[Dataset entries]

··········

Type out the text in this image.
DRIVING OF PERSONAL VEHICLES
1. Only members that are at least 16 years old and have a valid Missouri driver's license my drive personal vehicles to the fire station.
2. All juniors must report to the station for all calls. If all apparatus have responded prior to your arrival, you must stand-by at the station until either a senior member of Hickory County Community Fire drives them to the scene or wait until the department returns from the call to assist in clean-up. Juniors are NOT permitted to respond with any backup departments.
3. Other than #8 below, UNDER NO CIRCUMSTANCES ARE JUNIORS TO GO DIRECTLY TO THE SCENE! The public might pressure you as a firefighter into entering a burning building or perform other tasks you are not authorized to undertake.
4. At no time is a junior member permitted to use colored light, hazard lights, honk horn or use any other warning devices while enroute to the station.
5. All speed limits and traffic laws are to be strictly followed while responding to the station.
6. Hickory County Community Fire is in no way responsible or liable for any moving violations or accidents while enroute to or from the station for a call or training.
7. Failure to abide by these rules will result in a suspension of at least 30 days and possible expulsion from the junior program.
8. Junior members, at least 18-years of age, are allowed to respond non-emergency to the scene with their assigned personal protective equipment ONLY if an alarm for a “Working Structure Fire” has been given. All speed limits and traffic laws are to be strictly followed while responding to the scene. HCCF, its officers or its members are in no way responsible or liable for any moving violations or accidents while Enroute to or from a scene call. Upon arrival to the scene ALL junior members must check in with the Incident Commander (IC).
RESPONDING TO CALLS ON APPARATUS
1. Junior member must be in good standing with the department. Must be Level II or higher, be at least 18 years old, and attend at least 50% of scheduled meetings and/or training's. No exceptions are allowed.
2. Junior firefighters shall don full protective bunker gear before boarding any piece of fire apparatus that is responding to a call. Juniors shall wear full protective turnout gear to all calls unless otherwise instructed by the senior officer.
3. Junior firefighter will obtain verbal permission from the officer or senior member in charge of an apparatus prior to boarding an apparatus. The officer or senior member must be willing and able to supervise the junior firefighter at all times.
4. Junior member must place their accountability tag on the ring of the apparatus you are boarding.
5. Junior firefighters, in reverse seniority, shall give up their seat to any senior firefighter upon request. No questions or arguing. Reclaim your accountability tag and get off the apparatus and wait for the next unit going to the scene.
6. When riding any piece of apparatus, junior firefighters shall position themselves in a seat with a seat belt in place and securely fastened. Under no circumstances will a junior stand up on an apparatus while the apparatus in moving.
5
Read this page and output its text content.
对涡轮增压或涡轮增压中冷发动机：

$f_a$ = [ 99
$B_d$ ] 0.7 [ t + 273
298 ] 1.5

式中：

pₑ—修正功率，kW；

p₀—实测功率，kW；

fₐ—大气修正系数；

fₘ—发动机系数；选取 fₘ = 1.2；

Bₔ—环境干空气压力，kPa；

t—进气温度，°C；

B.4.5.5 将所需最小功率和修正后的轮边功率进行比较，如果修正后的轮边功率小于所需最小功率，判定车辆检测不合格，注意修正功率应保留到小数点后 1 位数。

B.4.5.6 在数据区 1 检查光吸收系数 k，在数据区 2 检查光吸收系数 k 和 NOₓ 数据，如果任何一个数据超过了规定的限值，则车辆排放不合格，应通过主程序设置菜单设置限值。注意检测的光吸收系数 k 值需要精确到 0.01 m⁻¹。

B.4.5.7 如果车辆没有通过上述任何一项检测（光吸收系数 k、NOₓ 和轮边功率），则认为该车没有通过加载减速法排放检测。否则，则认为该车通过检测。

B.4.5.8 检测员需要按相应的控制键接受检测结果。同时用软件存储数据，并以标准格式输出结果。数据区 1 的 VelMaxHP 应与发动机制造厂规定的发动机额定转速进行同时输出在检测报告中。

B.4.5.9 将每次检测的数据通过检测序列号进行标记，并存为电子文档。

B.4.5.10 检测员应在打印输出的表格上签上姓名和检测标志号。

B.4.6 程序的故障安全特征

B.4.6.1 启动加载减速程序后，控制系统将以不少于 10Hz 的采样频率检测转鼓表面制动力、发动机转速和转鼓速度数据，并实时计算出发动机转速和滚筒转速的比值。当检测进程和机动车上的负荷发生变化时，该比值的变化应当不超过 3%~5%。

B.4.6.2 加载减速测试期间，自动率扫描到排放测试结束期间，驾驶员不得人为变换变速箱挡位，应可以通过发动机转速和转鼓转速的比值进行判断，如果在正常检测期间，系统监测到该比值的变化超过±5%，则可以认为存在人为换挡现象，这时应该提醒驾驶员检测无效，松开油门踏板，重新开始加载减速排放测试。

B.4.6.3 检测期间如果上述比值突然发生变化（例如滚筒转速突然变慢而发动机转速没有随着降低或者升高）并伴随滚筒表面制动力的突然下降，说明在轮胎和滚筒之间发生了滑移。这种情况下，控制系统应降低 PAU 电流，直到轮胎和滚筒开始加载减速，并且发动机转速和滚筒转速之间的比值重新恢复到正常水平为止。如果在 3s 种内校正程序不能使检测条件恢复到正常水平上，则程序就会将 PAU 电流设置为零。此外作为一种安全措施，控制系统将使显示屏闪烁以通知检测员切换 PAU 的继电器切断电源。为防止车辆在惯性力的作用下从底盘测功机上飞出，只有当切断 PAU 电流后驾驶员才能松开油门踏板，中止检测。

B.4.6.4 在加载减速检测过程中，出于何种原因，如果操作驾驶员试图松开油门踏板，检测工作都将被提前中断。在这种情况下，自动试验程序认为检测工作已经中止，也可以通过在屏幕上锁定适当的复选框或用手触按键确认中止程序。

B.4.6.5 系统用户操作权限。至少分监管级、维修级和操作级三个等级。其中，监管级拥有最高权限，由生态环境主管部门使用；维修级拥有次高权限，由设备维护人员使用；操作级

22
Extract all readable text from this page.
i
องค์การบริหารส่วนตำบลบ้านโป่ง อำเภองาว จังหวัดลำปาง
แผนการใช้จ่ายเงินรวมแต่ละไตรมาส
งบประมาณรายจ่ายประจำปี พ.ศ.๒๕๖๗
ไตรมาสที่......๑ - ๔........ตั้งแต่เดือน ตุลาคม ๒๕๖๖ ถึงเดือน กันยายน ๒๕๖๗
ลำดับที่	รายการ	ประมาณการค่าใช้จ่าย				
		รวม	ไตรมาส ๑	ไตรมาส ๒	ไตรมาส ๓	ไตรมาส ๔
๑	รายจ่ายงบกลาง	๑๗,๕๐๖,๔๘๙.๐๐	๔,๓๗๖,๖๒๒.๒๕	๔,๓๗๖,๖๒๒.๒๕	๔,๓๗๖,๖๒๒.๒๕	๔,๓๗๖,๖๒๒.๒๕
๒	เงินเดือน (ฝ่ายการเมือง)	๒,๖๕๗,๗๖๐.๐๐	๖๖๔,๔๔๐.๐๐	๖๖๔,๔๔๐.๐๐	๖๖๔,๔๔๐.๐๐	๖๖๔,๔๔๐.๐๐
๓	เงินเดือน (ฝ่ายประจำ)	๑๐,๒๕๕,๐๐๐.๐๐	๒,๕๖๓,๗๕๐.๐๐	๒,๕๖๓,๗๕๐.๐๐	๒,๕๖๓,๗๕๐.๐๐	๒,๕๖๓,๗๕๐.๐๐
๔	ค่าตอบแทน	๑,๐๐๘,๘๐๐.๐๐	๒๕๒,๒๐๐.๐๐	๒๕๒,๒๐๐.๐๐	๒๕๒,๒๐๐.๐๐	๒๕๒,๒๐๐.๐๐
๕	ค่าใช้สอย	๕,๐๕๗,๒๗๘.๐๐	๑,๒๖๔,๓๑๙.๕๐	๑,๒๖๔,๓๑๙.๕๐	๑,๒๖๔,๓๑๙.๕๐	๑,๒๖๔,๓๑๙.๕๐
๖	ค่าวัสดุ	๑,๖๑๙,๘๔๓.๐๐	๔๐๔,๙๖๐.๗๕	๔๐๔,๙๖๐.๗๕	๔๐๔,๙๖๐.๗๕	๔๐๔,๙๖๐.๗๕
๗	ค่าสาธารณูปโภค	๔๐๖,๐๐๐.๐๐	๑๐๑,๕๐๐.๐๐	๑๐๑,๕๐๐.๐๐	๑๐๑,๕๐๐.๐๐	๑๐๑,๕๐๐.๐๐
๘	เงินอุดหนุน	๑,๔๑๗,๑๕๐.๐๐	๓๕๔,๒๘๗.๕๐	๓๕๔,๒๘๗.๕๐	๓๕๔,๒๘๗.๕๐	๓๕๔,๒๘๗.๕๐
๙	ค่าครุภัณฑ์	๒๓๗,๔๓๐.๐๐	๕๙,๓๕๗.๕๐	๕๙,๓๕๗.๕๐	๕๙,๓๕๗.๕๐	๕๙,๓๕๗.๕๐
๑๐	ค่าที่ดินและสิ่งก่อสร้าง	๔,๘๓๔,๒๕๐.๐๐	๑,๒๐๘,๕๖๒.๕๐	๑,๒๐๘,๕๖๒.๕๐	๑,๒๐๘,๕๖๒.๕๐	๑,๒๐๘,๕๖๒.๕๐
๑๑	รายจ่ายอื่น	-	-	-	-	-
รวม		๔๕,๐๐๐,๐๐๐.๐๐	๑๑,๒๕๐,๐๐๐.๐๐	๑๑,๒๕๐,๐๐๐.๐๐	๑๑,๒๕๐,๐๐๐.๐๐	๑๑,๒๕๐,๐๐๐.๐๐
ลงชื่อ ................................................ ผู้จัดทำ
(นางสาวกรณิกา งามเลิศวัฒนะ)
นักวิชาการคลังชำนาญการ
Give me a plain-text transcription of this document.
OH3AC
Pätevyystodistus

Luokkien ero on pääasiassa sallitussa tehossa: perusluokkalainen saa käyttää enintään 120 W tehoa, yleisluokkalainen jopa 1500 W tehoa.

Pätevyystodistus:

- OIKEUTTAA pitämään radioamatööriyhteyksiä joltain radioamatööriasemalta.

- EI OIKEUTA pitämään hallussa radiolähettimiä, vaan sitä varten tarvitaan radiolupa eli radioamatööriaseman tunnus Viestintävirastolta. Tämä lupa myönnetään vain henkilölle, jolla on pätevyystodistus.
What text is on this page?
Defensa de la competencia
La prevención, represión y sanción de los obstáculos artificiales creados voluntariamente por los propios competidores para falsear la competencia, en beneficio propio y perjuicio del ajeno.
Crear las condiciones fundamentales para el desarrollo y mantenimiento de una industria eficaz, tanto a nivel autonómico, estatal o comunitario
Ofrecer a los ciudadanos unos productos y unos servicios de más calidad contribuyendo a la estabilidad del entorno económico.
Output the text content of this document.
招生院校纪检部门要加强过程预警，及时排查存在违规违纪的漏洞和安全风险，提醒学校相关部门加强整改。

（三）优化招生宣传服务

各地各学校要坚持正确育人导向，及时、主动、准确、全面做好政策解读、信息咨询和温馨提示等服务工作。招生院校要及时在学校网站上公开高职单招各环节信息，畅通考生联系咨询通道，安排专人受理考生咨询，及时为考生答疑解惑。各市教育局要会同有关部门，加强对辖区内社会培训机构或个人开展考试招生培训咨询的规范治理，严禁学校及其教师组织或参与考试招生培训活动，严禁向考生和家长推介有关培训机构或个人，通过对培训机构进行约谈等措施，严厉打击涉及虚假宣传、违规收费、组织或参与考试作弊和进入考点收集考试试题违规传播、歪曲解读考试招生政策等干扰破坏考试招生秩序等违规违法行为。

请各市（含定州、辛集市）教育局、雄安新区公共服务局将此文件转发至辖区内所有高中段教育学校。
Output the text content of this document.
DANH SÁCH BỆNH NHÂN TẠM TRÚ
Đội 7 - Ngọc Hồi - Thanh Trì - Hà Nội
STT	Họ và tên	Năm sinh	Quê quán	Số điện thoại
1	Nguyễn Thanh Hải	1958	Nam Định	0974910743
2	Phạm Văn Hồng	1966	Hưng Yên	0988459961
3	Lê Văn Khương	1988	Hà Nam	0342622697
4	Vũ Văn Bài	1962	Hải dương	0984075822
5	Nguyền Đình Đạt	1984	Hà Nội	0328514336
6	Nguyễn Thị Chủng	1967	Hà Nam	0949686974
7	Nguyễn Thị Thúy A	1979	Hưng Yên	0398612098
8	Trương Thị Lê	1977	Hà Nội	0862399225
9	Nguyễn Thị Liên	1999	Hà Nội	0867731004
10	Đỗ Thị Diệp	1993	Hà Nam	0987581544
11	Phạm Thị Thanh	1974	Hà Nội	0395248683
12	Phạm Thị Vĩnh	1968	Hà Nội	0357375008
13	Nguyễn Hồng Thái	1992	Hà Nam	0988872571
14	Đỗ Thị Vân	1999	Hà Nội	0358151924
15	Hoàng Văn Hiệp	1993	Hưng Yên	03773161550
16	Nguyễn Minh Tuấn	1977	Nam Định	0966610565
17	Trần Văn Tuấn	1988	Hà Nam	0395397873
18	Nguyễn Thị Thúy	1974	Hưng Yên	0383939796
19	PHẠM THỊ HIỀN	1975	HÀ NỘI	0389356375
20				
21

··········

- **SET EXERCISE**
Your task is to gather all lines from the entries above that hold the word "Hồng".

- **SOLUTION TO THE EXERCISE**
2	Phạm Văn Hồng	1966	Hưng Yên	0988459961
13	Nguyễn Hồng Thái	1992	Hà Nam	0988872571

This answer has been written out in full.